EXERCISE - Every entry that follows should be repeated exactly; drop the images.

============================================================

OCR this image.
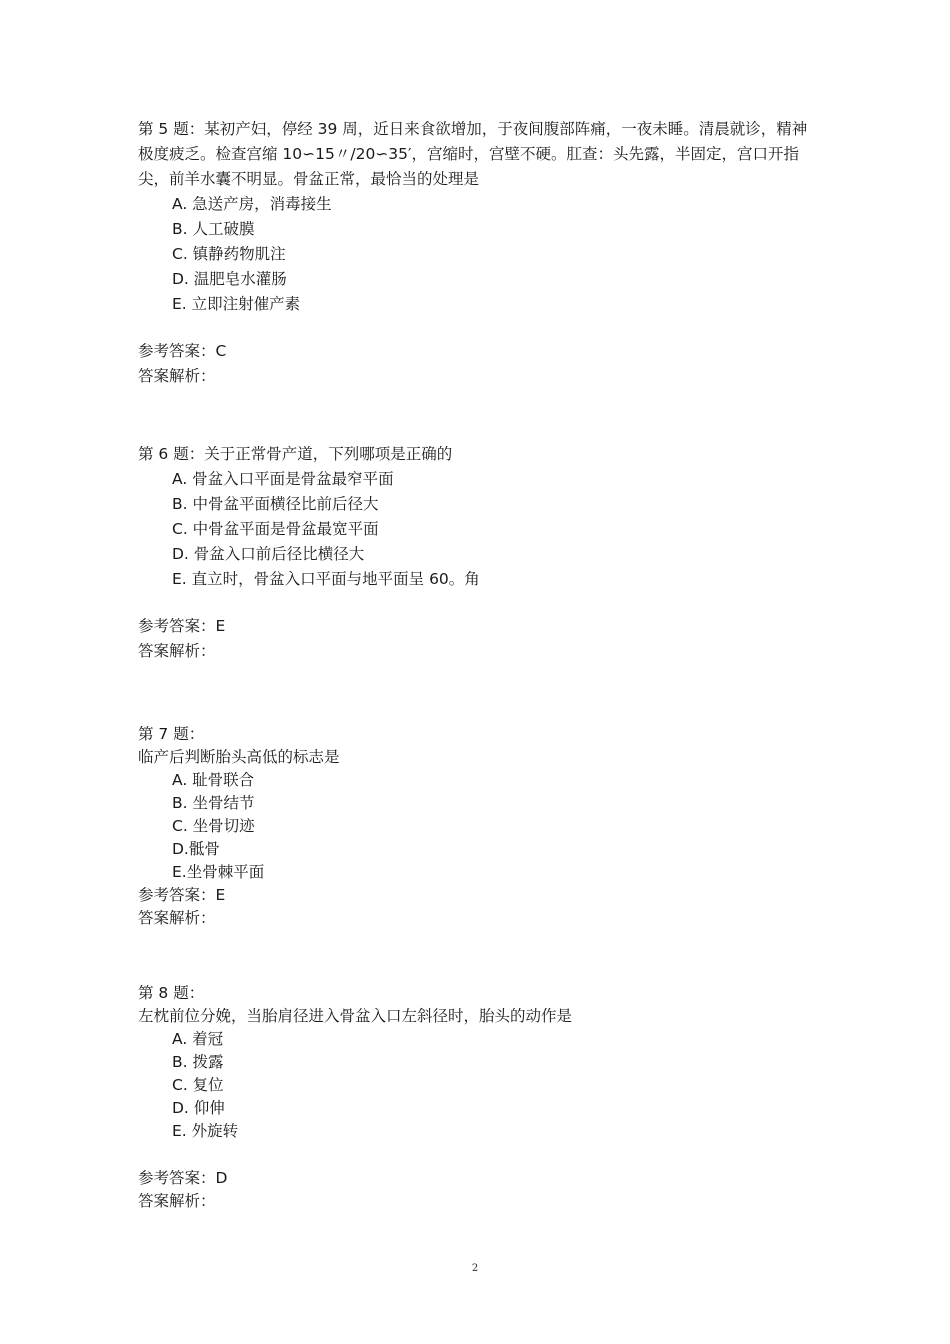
第 5 题：某初产妇，停经 39 周，近日来食欲增加，于夜间腹部阵痛，一夜未睡。清晨就诊，精神极度疲乏。检查宫缩 10∽15〃/20∽35′，宫缩时，宫壁不硬。肛查：头先露，半固定，宫口开指尖，前羊水囊不明显。骨盆正常，最恰当的处理是

A. 急送产房，消毒接生
B. 人工破膜
C. 镇静药物肌注
D. 温肥皂水灌肠
E. 立即注射催产素

参考答案：C

答案解析：

第 6 题：关于正常骨产道，下列哪项是正确的

A. 骨盆入口平面是骨盆最窄平面
B. 中骨盆平面横径比前后径大
C. 中骨盆平面是骨盆最宽平面
D. 骨盆入口前后径比横径大
E. 直立时，骨盆入口平面与地平面呈 60。角

参考答案：E

答案解析：

第 7 题：

临产后判断胎头高低的标志是

A. 耻骨联合
B. 坐骨结节
C. 坐骨切迹
D.骶骨
E.坐骨棘平面

参考答案：E

答案解析：

第 8 题：

左枕前位分娩，当胎肩径进入骨盆入口左斜径时，胎头的动作是

A. 着冠
B. 拨露
C. 复位
D. 仰伸
E. 外旋转

参考答案：D

答案解析：

2
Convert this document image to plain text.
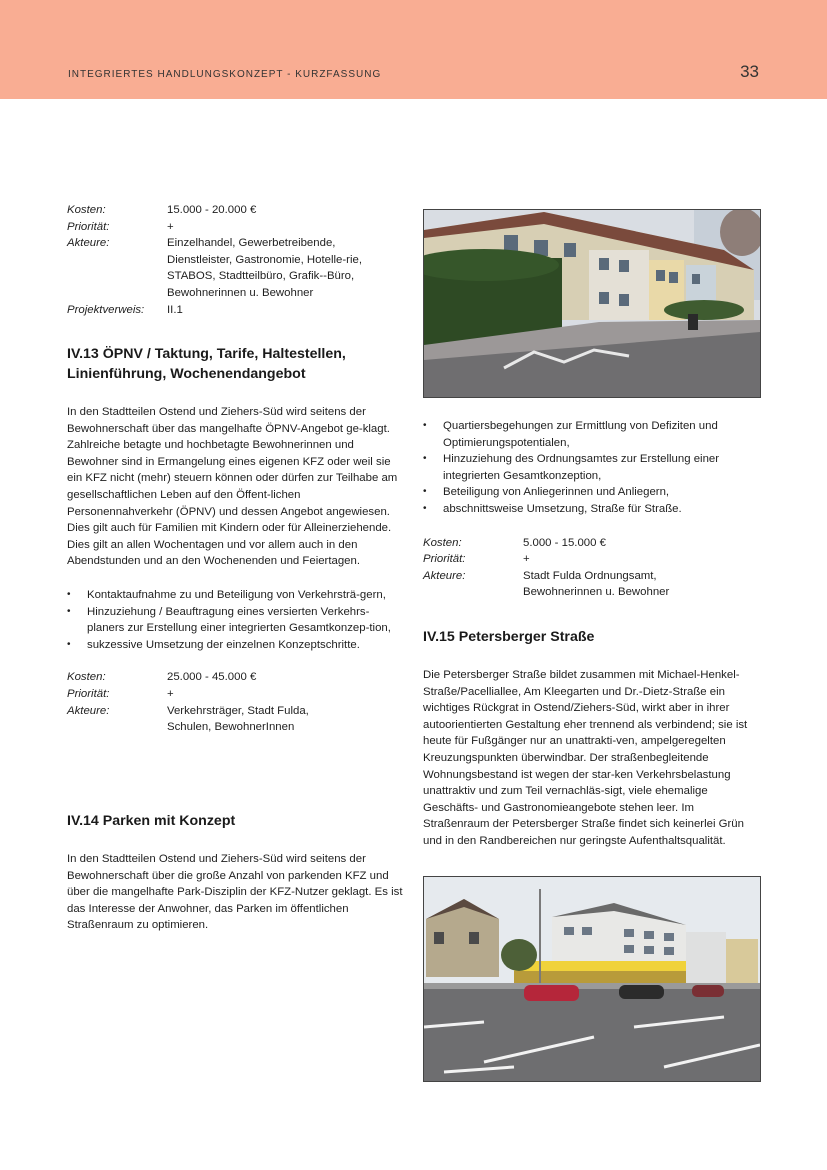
INTEGRIERTES HANDLUNGSKONZEPT - KURZFASSUNG	33
Kosten:	15.000 - 20.000 €
Priorität:	+
Akteure:	Einzelhandel, Gewerbetreibende, Dienstleister, Gastronomie, Hotelle-rie, STABOS, Stadtteilbüro, Grafik--Büro, Bewohnerinnen u. Bewohner
Projektverweis:	II.1
IV.13 ÖPNV / Taktung, Tarife, Haltestellen, Linienführung, Wochenendangebot

In den Stadtteilen Ostend und Ziehers-Süd wird seitens der Bewohnerschaft über das mangelhafte ÖPNV-Angebot ge-klagt. Zahlreiche betagte und hochbetagte Bewohnerinnen und Bewohner sind in Ermangelung eines eigenen KFZ oder weil sie ein KFZ nicht (mehr) steuern können oder dürfen zur Teilhabe am gesellschaftlichen Leben auf den Öffent-lichen Personennahverkehr (ÖPNV) und dessen Angebot angewiesen. Dies gilt auch für Familien mit Kindern oder für Alleinerziehende. Dies gilt an allen Wochentagen und vor allem auch in den Abendstunden und an den Wochenenden und Feiertagen.

• Kontaktaufnahme zu und Beteiligung von Verkehrsträ-gern,
• Hinzuziehung / Beauftragung eines versierten Verkehrs-planers zur Erstellung einer integrierten Gesamtkonzep-tion,
• sukzessive Umsetzung der einzelnen Konzeptschritte.
Kosten:	25.000 - 45.000 €
Priorität:	+
Akteure:	Verkehrsträger, Stadt Fulda, Schulen, BewohnerInnen
IV.14 Parken mit Konzept

In den Stadtteilen Ostend und Ziehers-Süd wird seitens der Bewohnerschaft über die große Anzahl von parkenden KFZ und über die mangelhafte Park-Disziplin der KFZ-Nutzer geklagt. Es ist das Interesse der Anwohner, das Parken im öffentlichen Straßenraum zu optimieren.

• Quartiersbegehungen zur Ermittlung von Defiziten und Optimierungspotentialen,
• Hinzuziehung des Ordnungsamtes zur Erstellung einer integrierten Gesamtkonzeption,
• Beteiligung von Anliegerinnen und Anliegern,
• abschnittsweise Umsetzung, Straße für Straße.
Kosten:	5.000 - 15.000 €
Priorität:	+
Akteure:	Stadt Fulda Ordnungsamt, Bewohnerinnen u. Bewohner
IV.15 Petersberger Straße

Die Petersberger Straße bildet zusammen mit Michael-Henkel-Straße/Pacelliallee, Am Kleegarten und Dr.-Dietz-Straße ein wichtiges Rückgrat in Ostend/Ziehers-Süd, wirkt aber in ihrer autoorientierten Gestaltung eher trennend als verbindend; sie ist heute für Fußgänger nur an unattrakti-ven, ampelgeregelten Kreuzungspunkten überwindbar. Der straßenbegleitende Wohnungsbestand ist wegen der star-ken Verkehrsbelastung unattraktiv und zum Teil vernachläs-sigt, viele ehemalige Geschäfts- und Gastronomieangebote stehen leer. Im Straßenraum der Petersberger Straße findet sich keinerlei Grün und in den Randbereichen nur geringste Aufenthaltsqualität.
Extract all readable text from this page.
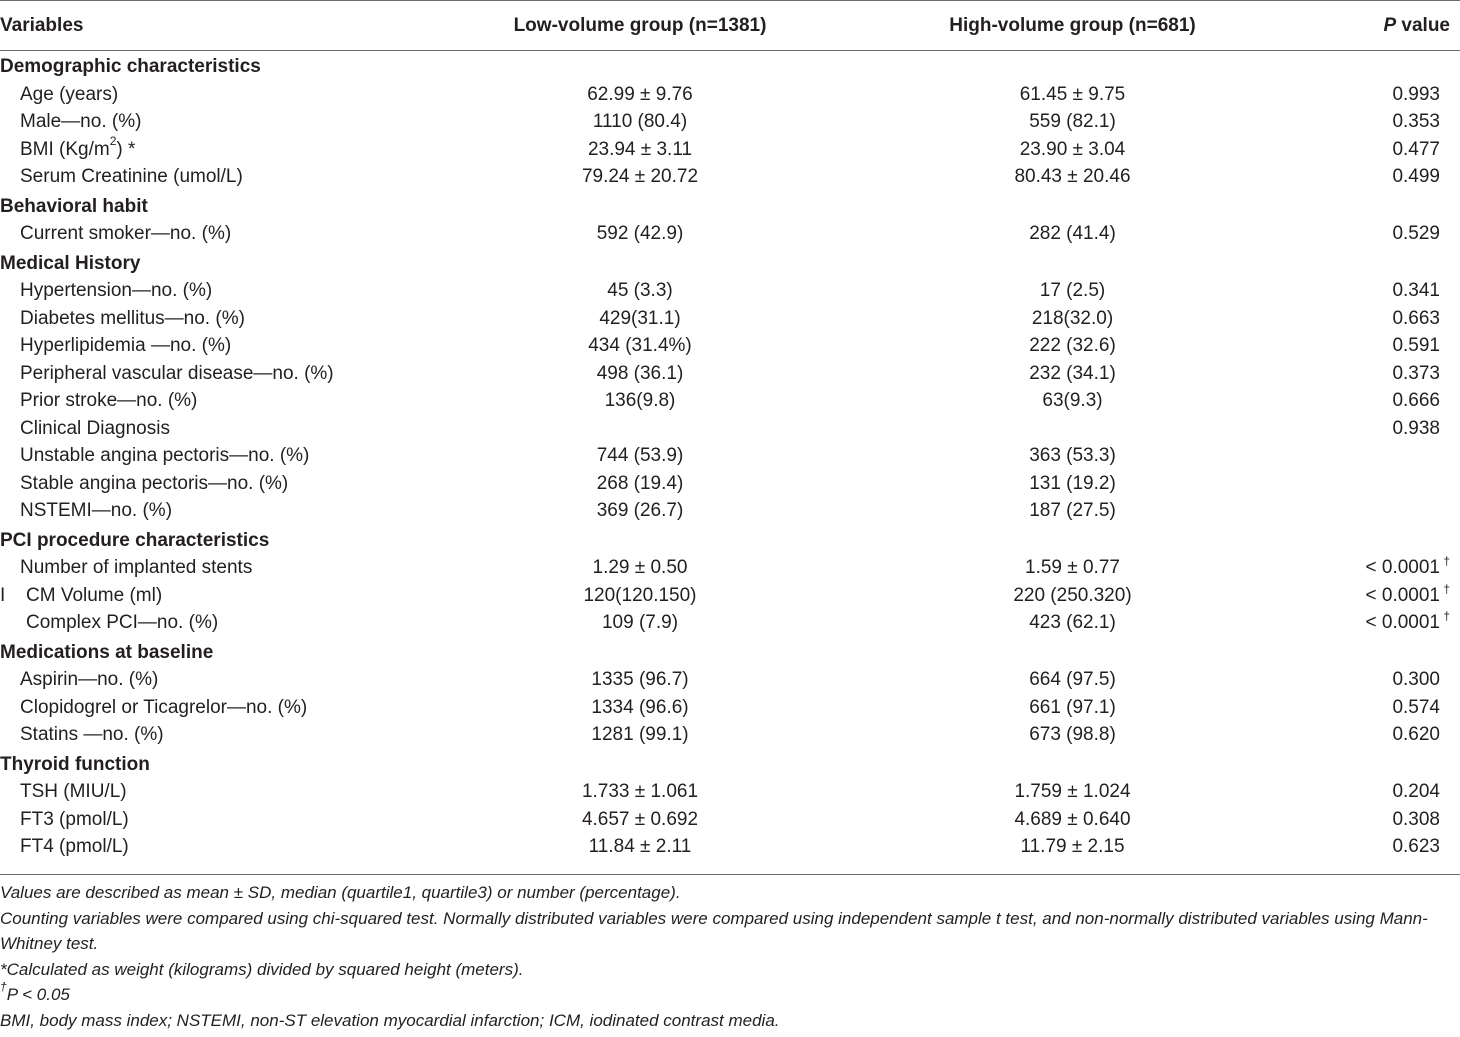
Variables	Low-volume group (n=1381)	High-volume group (n=681)	P value
Demographic characteristics			
Age (years)	62.99 ± 9.76	61.45 ± 9.75	0.993
Male—no. (%)	1110 (80.4)	559 (82.1)	0.353
BMI $(Kg/m^2)$ *	23.94 ± 3.11	23.90 ± 3.04	0.477
Serum Creatinine (umol/L)	79.24 ± 20.72	80.43 ± 20.46	0.499
Behavioral habit			
Current smoker—no. (%)	592 (42.9)	282 (41.4)	0.529
Medical History			
Hypertension—no. (%)	45 (3.3)	17 (2.5)	0.341
Diabetes mellitus—no. (%)	429(31.1)	218(32.0)	0.663
Hyperlipidemia —no. (%)	434 (31.4%)	222 (32.6)	0.591
Peripheral vascular disease—no. (%)	498 (36.1)	232 (34.1)	0.373
Prior stroke—no. (%)	136(9.8)	63(9.3)	0.666
Clinical Diagnosis			0.938
Unstable angina pectoris—no. (%)	744 (53.9)	363 (53.3)	
Stable angina pectoris—no. (%)	268 (19.4)	131 (19.2)	
NSTEMI—no. (%)	369 (26.7)	187 (27.5)	
PCI procedure characteristics			
Number of implanted stents	1.29 ± 0.50	1.59 ± 0.77	< 0.0001 †

I CM Volume (ml)	120(120.150)	220 (250.320)	< 0.0001 †

Complex PCI—no. (%)	109 (7.9)	423 (62.1)	< 0.0001 †

Medications at baseline			
Aspirin—no. (%)	1335 (96.7)	664 (97.5)	0.300
Clopidogrel or Ticagrelor—no. (%)	1334 (96.6)	661 (97.1)	0.574
Statins —no. (%)	1281 (99.1)	673 (98.8)	0.620
Thyroid function			
TSH (MIU/L)	1.733 ± 1.061	1.759 ± 1.024	0.204
FT3 (pmol/L)	4.657 ± 0.692	4.689 ± 0.640	0.308
FT4 (pmol/L)	11.84 ± 2.11	11.79 ± 2.15	0.623

Values are described as mean ± SD, median (quartile1, quartile3) or number (percentage).

Counting variables were compared using chi-squared test. Normally distributed variables were compared using independent sample t test, and non-normally distributed variables using Mann-Whitney test.

*Calculated as weight (kilograms) divided by squared height (meters).

†P < 0.05

BMI, body mass index; NSTEMI, non-ST elevation myocardial infarction; ICM, iodinated contrast media.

============================================================

COMPLETED EXERCISE -
OCR this image.
第 5 题：某初产妇，停经 39 周，近日来食欲增加，于夜间腹部阵痛，一夜未睡。清晨就诊，精神极度疲乏。检查宫缩 10∽15〃/20∽35′，宫缩时，宫壁不硬。肛查：头先露，半固定，宫口开指尖，前羊水囊不明显。骨盆正常，最恰当的处理是

A. 急送产房，消毒接生
B. 人工破膜
C. 镇静药物肌注
D. 温肥皂水灌肠
E. 立即注射催产素

参考答案：C

答案解析：

第 6 题：关于正常骨产道，下列哪项是正确的

A. 骨盆入口平面是骨盆最窄平面
B. 中骨盆平面横径比前后径大
C. 中骨盆平面是骨盆最宽平面
D. 骨盆入口前后径比横径大
E. 直立时，骨盆入口平面与地平面呈 60。角

参考答案：E

答案解析：

第 7 题：

临产后判断胎头高低的标志是

A. 耻骨联合
B. 坐骨结节
C. 坐骨切迹
D.骶骨
E.坐骨棘平面

参考答案：E

答案解析：

第 8 题：

左枕前位分娩，当胎肩径进入骨盆入口左斜径时，胎头的动作是

A. 着冠
B. 拨露
C. 复位
D. 仰伸
E. 外旋转

参考答案：D

答案解析：

2
Convert this document image to plain text.
INTEGRIERTES HANDLUNGSKONZEPT - KURZFASSUNG	33
Kosten:	15.000 - 20.000 €
Priorität:	+
Akteure:	Einzelhandel, Gewerbetreibende, Dienstleister, Gastronomie, Hotelle-rie, STABOS, Stadtteilbüro, Grafik--Büro, Bewohnerinnen u. Bewohner
Projektverweis:	II.1
IV.13 ÖPNV / Taktung, Tarife, Haltestellen, Linienführung, Wochenendangebot

In den Stadtteilen Ostend und Ziehers-Süd wird seitens der Bewohnerschaft über das mangelhafte ÖPNV-Angebot ge-klagt. Zahlreiche betagte und hochbetagte Bewohnerinnen und Bewohner sind in Ermangelung eines eigenen KFZ oder weil sie ein KFZ nicht (mehr) steuern können oder dürfen zur Teilhabe am gesellschaftlichen Leben auf den Öffent-lichen Personennahverkehr (ÖPNV) und dessen Angebot angewiesen. Dies gilt auch für Familien mit Kindern oder für Alleinerziehende. Dies gilt an allen Wochentagen und vor allem auch in den Abendstunden und an den Wochenenden und Feiertagen.

• Kontaktaufnahme zu und Beteiligung von Verkehrsträ-gern,
• Hinzuziehung / Beauftragung eines versierten Verkehrs-planers zur Erstellung einer integrierten Gesamtkonzep-tion,
• sukzessive Umsetzung der einzelnen Konzeptschritte.
Kosten:	25.000 - 45.000 €
Priorität:	+
Akteure:	Verkehrsträger, Stadt Fulda, Schulen, BewohnerInnen
IV.14 Parken mit Konzept

In den Stadtteilen Ostend und Ziehers-Süd wird seitens der Bewohnerschaft über die große Anzahl von parkenden KFZ und über die mangelhafte Park-Disziplin der KFZ-Nutzer geklagt. Es ist das Interesse der Anwohner, das Parken im öffentlichen Straßenraum zu optimieren.

• Quartiersbegehungen zur Ermittlung von Defiziten und Optimierungspotentialen,
• Hinzuziehung des Ordnungsamtes zur Erstellung einer integrierten Gesamtkonzeption,
• Beteiligung von Anliegerinnen und Anliegern,
• abschnittsweise Umsetzung, Straße für Straße.
Kosten:	5.000 - 15.000 €
Priorität:	+
Akteure:	Stadt Fulda Ordnungsamt, Bewohnerinnen u. Bewohner
IV.15 Petersberger Straße

Die Petersberger Straße bildet zusammen mit Michael-Henkel-Straße/Pacelliallee, Am Kleegarten und Dr.-Dietz-Straße ein wichtiges Rückgrat in Ostend/Ziehers-Süd, wirkt aber in ihrer autoorientierten Gestaltung eher trennend als verbindend; sie ist heute für Fußgänger nur an unattrakti-ven, ampelgeregelten Kreuzungspunkten überwindbar. Der straßenbegleitende Wohnungsbestand ist wegen der star-ken Verkehrsbelastung unattraktiv und zum Teil vernachläs-sigt, viele ehemalige Geschäfts- und Gastronomieangebote stehen leer. Im Straßenraum der Petersberger Straße findet sich keinerlei Grün und in den Randbereichen nur geringste Aufenthaltsqualität.
Extract all readable text from this page.
Variables	Low-volume group (n=1381)	High-volume group (n=681)	P value
Demographic characteristics			
Age (years)	62.99 ± 9.76	61.45 ± 9.75	0.993
Male—no. (%)	1110 (80.4)	559 (82.1)	0.353
BMI $(Kg/m^2)$ *	23.94 ± 3.11	23.90 ± 3.04	0.477
Serum Creatinine (umol/L)	79.24 ± 20.72	80.43 ± 20.46	0.499
Behavioral habit			
Current smoker—no. (%)	592 (42.9)	282 (41.4)	0.529
Medical History			
Hypertension—no. (%)	45 (3.3)	17 (2.5)	0.341
Diabetes mellitus—no. (%)	429(31.1)	218(32.0)	0.663
Hyperlipidemia —no. (%)	434 (31.4%)	222 (32.6)	0.591
Peripheral vascular disease—no. (%)	498 (36.1)	232 (34.1)	0.373
Prior stroke—no. (%)	136(9.8)	63(9.3)	0.666
Clinical Diagnosis			0.938
Unstable angina pectoris—no. (%)	744 (53.9)	363 (53.3)	
Stable angina pectoris—no. (%)	268 (19.4)	131 (19.2)	
NSTEMI—no. (%)	369 (26.7)	187 (27.5)	
PCI procedure characteristics			
Number of implanted stents	1.29 ± 0.50	1.59 ± 0.77	< 0.0001 †

I CM Volume (ml)	120(120.150)	220 (250.320)	< 0.0001 †

Complex PCI—no. (%)	109 (7.9)	423 (62.1)	< 0.0001 †

Medications at baseline			
Aspirin—no. (%)	1335 (96.7)	664 (97.5)	0.300
Clopidogrel or Ticagrelor—no. (%)	1334 (96.6)	661 (97.1)	0.574
Statins —no. (%)	1281 (99.1)	673 (98.8)	0.620
Thyroid function			
TSH (MIU/L)	1.733 ± 1.061	1.759 ± 1.024	0.204
FT3 (pmol/L)	4.657 ± 0.692	4.689 ± 0.640	0.308
FT4 (pmol/L)	11.84 ± 2.11	11.79 ± 2.15	0.623

Values are described as mean ± SD, median (quartile1, quartile3) or number (percentage).

Counting variables were compared using chi-squared test. Normally distributed variables were compared using independent sample t test, and non-normally distributed variables using Mann-Whitney test.

*Calculated as weight (kilograms) divided by squared height (meters).

†P < 0.05

BMI, body mass index; NSTEMI, non-ST elevation myocardial infarction; ICM, iodinated contrast media.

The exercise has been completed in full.